● Rows
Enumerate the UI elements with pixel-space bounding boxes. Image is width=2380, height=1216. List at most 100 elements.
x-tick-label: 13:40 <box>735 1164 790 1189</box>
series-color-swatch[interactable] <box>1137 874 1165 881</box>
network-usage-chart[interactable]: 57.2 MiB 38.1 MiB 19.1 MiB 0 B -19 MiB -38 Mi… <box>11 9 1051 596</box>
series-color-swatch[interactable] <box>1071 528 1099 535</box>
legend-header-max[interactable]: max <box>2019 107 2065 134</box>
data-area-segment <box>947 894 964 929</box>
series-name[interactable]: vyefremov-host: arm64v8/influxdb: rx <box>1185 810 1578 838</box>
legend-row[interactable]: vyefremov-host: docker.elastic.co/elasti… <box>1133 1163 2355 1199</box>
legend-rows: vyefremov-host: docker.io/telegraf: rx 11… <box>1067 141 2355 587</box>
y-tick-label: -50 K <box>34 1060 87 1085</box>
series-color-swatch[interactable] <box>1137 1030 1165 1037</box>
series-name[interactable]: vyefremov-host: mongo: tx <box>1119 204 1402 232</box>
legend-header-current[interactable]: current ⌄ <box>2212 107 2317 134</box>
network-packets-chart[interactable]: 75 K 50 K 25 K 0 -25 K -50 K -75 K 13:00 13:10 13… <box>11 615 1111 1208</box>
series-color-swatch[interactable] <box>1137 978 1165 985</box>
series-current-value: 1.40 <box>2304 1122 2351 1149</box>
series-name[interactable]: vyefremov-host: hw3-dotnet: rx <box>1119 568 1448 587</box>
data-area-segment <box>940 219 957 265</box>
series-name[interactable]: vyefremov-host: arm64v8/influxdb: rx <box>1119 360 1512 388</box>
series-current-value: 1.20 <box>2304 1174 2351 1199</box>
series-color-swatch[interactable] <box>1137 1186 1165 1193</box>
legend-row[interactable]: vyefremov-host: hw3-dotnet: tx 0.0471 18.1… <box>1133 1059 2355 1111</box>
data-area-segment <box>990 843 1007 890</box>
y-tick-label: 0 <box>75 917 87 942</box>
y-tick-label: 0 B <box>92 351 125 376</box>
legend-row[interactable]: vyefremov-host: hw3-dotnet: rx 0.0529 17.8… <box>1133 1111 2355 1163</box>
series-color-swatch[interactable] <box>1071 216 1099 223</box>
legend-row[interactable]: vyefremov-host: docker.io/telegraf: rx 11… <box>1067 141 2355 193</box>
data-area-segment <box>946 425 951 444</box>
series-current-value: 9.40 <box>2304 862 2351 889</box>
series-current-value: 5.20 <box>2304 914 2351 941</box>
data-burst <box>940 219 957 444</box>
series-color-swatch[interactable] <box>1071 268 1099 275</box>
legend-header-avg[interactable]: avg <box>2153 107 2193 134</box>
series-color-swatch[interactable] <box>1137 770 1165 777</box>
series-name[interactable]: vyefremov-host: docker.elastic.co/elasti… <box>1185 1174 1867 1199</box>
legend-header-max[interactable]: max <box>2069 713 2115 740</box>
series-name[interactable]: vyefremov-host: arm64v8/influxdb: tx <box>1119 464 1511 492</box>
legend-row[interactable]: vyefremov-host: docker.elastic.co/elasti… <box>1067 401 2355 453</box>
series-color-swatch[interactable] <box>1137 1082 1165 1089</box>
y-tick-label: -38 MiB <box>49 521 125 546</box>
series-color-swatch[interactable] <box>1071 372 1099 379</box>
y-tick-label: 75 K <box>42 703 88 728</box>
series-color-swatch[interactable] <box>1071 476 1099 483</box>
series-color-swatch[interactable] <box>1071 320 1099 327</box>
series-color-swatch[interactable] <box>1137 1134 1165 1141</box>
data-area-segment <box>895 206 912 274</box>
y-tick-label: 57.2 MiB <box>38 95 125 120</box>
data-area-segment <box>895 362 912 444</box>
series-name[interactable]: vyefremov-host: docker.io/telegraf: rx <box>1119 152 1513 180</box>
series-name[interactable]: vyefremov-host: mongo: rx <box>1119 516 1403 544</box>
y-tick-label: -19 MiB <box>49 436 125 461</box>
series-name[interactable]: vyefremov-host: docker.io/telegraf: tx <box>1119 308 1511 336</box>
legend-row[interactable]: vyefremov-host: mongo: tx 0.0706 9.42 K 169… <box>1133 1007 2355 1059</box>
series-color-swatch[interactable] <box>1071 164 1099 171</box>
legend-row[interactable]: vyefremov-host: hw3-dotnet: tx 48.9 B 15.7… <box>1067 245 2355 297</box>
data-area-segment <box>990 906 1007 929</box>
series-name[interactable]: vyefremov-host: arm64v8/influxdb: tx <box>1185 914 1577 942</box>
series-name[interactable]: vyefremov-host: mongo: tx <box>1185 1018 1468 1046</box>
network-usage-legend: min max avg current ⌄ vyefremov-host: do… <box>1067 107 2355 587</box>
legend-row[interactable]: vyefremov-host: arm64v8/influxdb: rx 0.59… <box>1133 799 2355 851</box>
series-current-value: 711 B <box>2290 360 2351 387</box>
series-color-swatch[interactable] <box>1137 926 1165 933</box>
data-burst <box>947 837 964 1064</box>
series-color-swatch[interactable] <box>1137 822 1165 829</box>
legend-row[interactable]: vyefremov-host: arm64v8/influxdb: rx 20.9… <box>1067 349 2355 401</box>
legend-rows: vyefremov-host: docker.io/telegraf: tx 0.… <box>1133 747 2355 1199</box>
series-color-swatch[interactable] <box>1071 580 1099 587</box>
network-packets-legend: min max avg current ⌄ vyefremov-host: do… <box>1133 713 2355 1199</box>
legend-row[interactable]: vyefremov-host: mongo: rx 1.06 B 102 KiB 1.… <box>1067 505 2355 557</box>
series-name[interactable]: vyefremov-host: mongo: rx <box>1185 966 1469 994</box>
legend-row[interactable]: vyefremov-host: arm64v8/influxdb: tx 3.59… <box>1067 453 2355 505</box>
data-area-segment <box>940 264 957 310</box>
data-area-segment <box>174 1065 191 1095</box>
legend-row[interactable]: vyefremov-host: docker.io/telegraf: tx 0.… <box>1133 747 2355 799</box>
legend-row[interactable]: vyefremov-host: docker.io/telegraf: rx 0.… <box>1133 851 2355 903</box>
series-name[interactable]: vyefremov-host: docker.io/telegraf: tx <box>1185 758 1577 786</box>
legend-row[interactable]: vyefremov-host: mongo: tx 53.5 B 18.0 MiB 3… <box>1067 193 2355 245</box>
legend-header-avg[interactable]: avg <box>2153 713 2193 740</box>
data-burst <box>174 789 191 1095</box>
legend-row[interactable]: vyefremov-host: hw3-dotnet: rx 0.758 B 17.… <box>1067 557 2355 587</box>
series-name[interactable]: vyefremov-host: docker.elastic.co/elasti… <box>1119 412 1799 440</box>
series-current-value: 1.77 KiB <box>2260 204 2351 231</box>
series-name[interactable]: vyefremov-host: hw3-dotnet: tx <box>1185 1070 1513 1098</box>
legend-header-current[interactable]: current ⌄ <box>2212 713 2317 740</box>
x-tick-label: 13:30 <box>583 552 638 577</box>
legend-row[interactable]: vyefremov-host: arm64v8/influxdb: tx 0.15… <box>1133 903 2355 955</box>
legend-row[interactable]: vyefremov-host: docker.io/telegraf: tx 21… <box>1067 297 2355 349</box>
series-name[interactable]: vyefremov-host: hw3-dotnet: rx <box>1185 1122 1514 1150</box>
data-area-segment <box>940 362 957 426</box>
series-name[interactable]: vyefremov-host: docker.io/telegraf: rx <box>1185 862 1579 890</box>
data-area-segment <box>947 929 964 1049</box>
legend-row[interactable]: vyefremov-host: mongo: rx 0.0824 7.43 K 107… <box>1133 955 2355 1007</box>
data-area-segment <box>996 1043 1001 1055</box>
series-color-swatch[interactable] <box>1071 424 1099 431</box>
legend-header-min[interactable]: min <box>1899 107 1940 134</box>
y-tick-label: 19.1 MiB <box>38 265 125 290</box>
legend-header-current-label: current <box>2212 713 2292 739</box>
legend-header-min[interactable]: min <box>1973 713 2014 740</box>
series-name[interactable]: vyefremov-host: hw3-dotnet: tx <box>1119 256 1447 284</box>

...

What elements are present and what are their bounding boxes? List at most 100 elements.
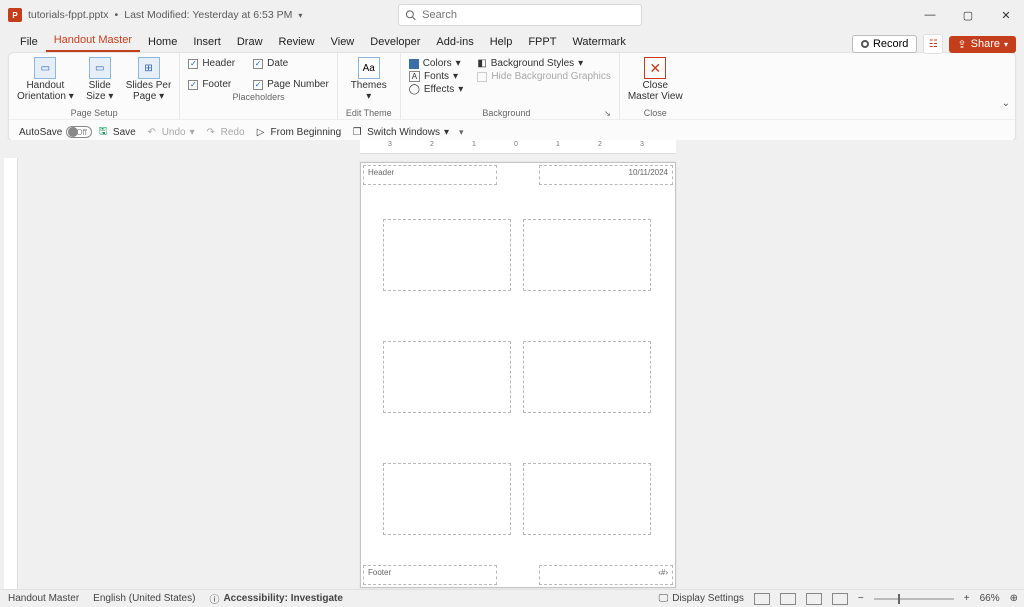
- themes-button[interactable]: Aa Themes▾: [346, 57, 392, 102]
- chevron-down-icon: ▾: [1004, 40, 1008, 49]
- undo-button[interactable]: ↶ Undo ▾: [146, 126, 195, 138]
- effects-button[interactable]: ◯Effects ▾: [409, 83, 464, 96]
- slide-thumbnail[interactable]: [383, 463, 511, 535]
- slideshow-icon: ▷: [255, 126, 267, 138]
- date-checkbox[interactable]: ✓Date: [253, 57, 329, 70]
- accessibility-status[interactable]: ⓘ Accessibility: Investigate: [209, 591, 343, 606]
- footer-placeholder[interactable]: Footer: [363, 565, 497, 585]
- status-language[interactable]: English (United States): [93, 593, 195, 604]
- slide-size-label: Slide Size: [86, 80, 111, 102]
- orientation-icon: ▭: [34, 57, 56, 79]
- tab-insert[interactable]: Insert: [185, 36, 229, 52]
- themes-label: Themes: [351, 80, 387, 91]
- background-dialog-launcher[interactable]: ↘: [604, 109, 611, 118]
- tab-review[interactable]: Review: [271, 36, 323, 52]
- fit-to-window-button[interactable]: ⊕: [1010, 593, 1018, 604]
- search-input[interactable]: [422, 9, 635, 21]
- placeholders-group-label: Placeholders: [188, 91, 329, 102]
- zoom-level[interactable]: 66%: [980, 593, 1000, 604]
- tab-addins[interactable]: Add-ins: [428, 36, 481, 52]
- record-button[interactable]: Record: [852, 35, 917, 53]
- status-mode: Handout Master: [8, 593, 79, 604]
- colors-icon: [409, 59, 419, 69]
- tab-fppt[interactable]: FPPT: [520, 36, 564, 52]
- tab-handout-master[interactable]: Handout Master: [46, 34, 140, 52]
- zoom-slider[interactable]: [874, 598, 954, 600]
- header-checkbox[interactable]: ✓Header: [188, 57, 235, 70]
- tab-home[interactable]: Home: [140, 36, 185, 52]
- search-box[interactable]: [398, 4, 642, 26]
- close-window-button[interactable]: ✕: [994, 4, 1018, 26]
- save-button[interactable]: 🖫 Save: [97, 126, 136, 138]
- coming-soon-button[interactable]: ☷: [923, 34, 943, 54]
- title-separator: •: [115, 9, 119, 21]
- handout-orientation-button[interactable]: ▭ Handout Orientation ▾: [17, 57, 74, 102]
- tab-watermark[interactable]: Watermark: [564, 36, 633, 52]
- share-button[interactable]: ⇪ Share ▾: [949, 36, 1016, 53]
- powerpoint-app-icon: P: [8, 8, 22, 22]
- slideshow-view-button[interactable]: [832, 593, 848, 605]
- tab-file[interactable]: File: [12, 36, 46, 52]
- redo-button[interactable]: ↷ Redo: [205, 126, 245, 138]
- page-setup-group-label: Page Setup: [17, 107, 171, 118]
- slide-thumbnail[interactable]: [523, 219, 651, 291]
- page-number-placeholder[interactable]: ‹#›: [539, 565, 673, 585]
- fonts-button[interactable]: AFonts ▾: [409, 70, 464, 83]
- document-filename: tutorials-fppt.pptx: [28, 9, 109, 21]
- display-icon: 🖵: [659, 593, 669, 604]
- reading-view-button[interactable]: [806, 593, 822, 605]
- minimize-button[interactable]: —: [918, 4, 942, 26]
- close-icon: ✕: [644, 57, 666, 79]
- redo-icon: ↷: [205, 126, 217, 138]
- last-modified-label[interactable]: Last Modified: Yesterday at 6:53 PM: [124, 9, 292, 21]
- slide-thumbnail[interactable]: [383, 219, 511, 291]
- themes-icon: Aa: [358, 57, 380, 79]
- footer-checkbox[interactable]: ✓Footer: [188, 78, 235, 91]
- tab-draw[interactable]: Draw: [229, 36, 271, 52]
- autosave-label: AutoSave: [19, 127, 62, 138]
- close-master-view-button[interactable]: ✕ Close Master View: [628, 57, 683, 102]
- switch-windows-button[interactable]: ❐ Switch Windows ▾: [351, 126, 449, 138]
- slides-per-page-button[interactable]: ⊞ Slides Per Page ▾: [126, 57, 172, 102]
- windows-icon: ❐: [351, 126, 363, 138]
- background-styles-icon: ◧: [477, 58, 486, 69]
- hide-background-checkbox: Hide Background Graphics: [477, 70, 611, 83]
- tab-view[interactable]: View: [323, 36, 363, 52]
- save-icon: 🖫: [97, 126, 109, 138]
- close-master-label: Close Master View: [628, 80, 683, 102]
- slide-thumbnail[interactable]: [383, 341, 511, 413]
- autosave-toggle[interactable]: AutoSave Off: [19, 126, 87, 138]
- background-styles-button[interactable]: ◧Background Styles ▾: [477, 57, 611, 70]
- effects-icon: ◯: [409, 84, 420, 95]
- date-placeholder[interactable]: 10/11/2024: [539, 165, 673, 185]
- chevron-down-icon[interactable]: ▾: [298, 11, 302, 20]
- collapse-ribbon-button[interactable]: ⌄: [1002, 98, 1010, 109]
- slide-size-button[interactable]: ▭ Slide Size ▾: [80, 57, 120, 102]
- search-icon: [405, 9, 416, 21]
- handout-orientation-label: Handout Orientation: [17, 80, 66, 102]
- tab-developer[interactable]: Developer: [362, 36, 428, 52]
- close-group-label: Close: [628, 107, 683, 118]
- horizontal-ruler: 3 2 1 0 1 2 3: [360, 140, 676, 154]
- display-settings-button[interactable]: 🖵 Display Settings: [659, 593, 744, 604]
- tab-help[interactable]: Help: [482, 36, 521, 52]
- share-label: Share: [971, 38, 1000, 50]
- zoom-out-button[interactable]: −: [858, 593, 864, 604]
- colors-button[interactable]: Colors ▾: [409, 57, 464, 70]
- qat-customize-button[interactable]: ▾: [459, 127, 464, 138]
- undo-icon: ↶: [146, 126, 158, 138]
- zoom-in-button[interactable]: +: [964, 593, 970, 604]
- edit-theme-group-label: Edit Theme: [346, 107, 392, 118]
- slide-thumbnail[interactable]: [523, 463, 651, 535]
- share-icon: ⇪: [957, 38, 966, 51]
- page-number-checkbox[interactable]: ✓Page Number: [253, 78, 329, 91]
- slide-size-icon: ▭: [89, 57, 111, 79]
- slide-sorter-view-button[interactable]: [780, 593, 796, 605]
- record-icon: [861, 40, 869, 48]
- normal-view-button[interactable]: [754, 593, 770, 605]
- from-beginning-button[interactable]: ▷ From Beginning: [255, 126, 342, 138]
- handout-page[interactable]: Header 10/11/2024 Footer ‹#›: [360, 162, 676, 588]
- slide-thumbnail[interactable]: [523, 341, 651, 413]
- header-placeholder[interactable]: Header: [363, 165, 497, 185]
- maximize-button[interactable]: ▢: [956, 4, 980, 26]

● Your instructions
Copy out the data word for word, starting with the line that contains "Enumerate the UI" and ending with the line that contains "network-usage-chart[interactable]: 57.2 MiB", including both of those lines.

● Worked answer
Enumerate the UI elements with pixel-space bounding boxes. Image is width=2380, height=1216. List at most 100 elements.
x-tick-label: 13:40 <box>735 1164 790 1189</box>
series-color-swatch[interactable] <box>1137 874 1165 881</box>
network-usage-chart[interactable]: 57.2 MiB 38.1 MiB 19.1 MiB 0 B -19 MiB -38 Mi… <box>11 9 1051 596</box>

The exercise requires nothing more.